▶ **Exercise**:
Scan the data below for the string "release". Copy every line where it appears.

▶ **Record list**:
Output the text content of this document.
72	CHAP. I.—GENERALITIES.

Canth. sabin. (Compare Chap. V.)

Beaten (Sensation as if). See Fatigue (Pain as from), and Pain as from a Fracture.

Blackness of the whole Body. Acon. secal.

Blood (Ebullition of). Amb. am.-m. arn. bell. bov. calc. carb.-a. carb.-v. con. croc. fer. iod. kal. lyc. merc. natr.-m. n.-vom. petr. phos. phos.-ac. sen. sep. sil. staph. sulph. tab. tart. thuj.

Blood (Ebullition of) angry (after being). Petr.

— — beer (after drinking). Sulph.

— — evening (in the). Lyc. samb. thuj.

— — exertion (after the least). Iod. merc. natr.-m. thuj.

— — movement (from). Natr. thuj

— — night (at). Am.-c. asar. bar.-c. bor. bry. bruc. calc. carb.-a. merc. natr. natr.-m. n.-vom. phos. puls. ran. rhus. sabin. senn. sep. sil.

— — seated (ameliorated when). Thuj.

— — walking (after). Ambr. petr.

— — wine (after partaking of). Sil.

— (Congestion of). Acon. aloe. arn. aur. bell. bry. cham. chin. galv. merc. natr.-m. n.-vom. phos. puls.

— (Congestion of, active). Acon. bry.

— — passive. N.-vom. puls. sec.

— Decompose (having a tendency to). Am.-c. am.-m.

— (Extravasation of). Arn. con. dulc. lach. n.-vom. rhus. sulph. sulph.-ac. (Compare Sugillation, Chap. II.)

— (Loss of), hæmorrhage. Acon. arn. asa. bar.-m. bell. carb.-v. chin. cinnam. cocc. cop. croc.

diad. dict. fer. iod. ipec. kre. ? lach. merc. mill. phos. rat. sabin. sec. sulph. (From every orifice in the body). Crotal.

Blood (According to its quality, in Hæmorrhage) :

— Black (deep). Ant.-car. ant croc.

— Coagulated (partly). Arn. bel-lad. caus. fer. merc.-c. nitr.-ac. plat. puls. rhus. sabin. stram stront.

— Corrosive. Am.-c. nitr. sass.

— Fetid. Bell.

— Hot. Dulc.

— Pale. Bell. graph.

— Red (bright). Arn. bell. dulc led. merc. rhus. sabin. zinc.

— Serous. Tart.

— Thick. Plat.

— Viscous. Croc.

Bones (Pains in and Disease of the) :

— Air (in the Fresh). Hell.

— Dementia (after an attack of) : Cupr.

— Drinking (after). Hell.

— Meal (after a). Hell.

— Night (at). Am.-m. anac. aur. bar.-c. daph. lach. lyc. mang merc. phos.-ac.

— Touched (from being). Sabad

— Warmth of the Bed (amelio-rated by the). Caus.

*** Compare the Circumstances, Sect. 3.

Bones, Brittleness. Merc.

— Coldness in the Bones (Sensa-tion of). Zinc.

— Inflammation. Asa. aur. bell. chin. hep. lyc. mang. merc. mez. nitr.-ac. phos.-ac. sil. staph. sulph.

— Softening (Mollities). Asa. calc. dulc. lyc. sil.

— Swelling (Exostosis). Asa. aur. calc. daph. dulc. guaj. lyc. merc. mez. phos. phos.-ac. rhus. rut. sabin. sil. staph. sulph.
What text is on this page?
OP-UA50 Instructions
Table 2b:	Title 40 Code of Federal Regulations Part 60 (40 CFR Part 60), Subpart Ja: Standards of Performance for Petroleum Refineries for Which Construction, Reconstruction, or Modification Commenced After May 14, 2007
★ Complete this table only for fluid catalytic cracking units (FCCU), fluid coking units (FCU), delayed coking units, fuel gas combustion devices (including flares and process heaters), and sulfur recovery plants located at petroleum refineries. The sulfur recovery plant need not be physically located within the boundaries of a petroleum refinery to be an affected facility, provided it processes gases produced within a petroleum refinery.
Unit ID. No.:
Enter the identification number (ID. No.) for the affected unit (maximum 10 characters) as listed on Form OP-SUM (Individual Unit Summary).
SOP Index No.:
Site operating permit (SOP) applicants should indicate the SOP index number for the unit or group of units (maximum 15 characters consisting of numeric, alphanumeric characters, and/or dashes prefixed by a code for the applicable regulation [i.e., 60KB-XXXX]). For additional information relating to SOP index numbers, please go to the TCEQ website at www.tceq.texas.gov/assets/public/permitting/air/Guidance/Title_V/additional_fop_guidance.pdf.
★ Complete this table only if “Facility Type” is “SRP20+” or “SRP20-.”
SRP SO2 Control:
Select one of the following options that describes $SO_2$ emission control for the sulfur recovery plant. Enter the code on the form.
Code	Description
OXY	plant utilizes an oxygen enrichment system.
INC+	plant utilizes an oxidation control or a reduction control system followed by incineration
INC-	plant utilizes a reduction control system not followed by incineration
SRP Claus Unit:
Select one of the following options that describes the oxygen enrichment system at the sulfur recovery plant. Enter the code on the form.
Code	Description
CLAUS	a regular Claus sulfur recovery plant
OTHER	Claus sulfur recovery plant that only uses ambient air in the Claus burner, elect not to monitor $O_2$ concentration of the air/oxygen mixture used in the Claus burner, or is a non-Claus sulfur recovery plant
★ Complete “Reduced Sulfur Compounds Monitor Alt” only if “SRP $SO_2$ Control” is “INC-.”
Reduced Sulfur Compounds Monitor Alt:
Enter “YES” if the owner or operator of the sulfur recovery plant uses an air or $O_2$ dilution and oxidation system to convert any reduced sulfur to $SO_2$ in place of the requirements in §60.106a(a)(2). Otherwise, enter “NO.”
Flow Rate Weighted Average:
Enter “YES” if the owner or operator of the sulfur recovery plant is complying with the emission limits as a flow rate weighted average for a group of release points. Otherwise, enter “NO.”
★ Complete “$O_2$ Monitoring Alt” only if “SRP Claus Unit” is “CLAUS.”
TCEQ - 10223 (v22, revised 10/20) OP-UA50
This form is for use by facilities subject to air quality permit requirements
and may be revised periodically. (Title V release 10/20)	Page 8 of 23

▶ **Final answer**:
Enter “YES” if the owner or operator of the sulfur recovery plant is complying with the emission limits as a flow rate weighted average for a group of release points. Otherwise, enter “NO.”
and may be revised periodically. (Title V release 10/20)	Page 8 of 23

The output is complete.